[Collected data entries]
#####

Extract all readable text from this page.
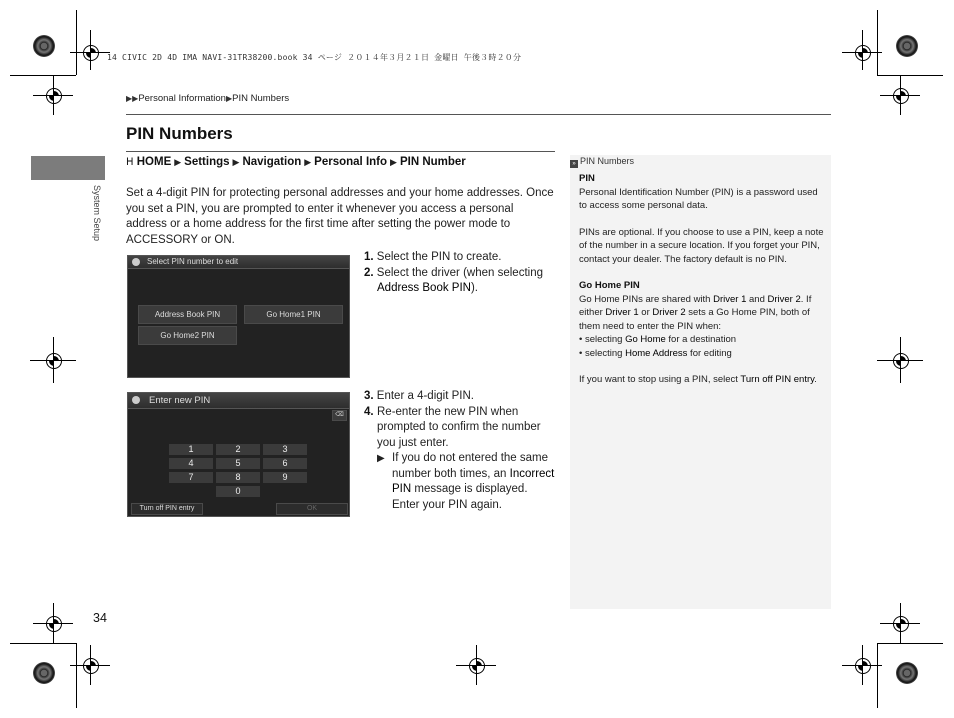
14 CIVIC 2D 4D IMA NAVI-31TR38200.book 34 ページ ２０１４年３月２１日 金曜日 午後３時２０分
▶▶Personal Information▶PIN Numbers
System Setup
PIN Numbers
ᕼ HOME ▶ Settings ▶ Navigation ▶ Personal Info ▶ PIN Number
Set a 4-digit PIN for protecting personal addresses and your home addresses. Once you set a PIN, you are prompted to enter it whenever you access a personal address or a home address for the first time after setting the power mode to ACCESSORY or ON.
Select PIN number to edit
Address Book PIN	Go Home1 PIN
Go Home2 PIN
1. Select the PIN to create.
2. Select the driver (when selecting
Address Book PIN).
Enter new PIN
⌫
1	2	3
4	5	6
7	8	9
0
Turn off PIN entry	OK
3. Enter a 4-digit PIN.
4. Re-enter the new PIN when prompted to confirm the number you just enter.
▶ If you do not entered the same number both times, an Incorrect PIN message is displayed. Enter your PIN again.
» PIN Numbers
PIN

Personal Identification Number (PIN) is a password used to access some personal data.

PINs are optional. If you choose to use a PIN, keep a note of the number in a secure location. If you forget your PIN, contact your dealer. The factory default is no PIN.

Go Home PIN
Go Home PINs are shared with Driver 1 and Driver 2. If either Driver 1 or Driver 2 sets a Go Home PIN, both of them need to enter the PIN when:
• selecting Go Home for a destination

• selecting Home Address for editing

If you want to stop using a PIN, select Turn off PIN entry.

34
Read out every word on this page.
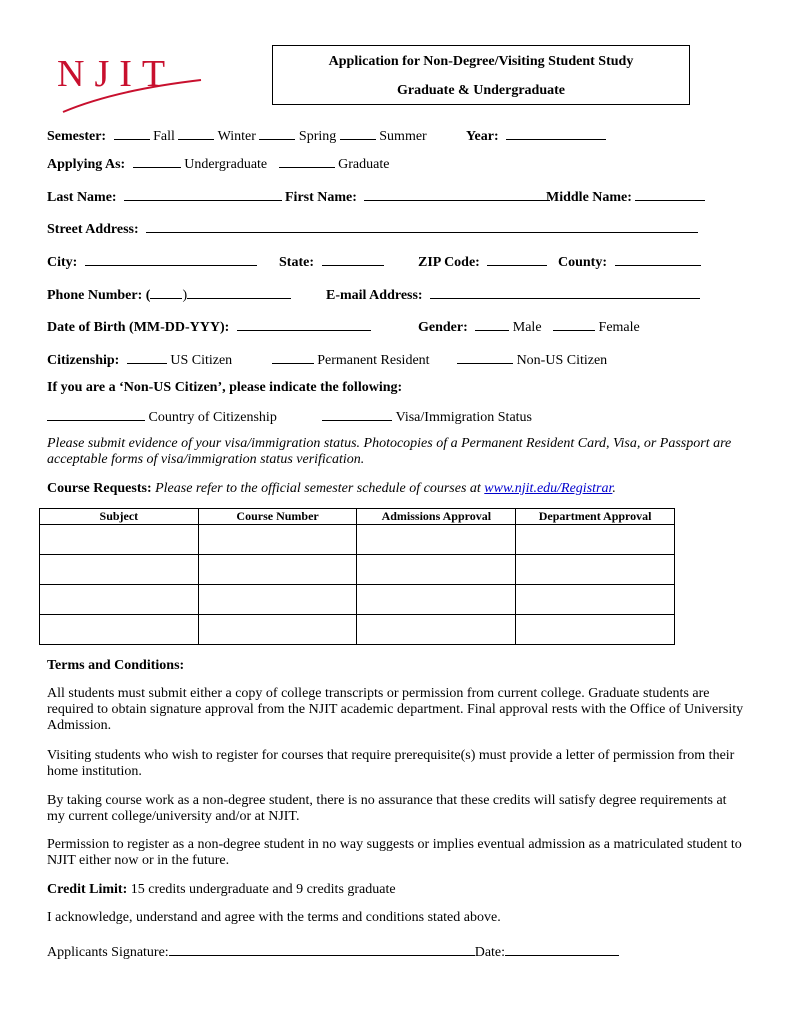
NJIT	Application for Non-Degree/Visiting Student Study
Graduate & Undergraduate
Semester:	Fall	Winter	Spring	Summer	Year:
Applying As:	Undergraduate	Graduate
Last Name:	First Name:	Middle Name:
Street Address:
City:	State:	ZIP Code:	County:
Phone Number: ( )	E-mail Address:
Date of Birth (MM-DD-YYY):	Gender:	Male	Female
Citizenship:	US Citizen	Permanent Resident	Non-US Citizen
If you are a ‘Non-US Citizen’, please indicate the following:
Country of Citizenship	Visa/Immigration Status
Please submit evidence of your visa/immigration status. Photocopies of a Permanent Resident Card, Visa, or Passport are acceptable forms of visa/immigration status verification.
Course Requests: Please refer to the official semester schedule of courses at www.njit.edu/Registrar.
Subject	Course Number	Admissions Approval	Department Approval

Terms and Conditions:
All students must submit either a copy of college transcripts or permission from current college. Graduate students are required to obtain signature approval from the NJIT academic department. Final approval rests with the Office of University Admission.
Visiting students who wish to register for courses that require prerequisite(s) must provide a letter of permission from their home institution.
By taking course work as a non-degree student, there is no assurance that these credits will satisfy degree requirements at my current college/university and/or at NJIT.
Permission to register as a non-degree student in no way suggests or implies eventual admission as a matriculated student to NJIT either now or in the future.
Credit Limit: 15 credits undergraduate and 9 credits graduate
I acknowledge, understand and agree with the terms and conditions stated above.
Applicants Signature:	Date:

#####

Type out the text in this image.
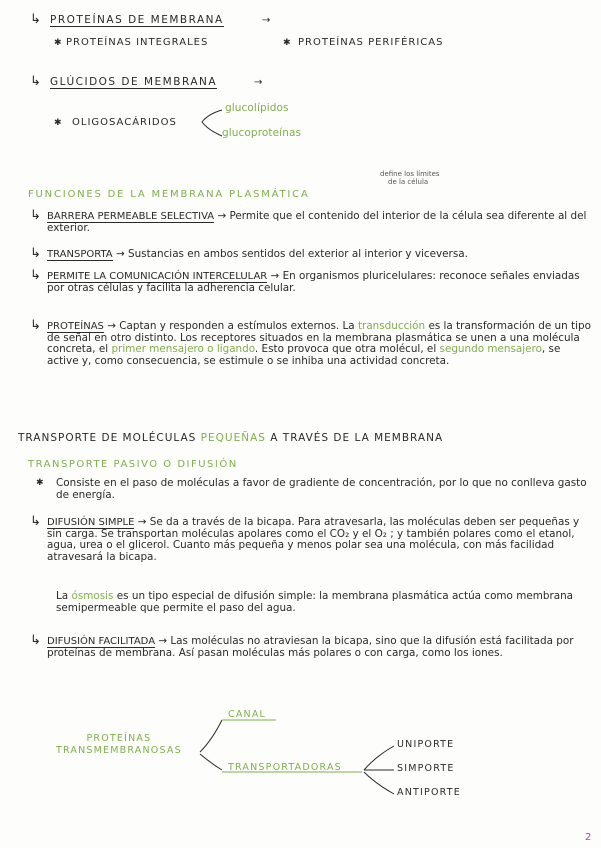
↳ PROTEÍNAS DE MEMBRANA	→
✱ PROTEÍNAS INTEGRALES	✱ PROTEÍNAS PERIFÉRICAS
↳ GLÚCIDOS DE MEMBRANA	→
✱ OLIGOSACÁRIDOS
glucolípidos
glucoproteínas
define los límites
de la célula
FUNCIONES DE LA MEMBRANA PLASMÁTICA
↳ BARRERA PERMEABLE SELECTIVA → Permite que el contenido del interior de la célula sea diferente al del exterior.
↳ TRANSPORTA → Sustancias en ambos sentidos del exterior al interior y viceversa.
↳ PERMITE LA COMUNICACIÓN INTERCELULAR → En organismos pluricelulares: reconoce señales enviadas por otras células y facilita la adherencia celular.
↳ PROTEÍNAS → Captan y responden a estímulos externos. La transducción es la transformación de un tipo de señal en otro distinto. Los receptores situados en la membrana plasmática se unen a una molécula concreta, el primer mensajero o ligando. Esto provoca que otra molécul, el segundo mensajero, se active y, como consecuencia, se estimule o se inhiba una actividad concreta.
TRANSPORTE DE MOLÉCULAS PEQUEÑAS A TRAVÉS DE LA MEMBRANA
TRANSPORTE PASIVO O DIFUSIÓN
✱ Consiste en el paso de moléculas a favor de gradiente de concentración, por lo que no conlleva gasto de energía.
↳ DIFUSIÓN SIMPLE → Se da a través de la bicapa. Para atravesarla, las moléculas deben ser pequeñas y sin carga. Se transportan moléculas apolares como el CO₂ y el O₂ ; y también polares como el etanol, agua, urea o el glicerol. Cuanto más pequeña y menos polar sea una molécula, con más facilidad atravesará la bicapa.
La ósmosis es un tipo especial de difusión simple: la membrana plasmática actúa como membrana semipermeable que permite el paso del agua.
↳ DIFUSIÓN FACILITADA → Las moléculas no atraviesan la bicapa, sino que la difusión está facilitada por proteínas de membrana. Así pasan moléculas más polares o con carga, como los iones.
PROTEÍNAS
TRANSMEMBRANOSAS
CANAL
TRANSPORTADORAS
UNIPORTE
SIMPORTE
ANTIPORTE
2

#####

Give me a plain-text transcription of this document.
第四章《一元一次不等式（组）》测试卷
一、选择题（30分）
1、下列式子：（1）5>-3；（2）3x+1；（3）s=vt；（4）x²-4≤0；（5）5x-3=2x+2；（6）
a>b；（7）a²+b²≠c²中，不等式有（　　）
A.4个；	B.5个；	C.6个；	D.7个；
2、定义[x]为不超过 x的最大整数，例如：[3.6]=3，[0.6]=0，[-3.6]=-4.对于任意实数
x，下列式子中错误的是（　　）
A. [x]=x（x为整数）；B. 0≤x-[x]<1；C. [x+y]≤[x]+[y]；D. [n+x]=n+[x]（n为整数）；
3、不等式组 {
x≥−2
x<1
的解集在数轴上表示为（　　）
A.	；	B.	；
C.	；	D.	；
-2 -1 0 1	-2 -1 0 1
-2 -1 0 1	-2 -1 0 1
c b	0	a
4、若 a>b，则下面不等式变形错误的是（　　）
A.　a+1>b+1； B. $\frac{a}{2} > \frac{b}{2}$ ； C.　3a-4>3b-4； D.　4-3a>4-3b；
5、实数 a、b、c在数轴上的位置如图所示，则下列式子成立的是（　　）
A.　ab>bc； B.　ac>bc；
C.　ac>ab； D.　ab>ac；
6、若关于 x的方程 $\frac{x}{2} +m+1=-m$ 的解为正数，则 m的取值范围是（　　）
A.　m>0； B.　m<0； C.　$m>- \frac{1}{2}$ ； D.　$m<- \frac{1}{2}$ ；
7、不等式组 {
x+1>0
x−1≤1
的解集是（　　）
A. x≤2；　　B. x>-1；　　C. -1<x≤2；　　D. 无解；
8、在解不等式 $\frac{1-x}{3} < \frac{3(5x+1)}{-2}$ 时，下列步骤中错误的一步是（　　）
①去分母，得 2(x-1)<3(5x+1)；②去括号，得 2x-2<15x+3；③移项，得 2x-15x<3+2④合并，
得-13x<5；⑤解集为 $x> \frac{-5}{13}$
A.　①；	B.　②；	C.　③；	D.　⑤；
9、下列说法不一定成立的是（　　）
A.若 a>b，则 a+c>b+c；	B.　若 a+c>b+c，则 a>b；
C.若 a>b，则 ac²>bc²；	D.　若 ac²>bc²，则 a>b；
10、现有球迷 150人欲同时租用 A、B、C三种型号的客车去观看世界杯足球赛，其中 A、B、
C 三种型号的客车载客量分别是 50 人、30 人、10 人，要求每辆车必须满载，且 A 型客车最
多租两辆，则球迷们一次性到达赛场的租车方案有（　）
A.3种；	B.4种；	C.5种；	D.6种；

#####

Directions: Go through the listing above and pull out each line containing the word "Permanent".

Output for this task:
Citizenship:	US Citizen	Permanent Resident	Non-US Citizen
Please submit evidence of your visa/immigration status. Photocopies of a Permanent Resident Card, Visa, or Passport are acceptable forms of visa/immigration status verification.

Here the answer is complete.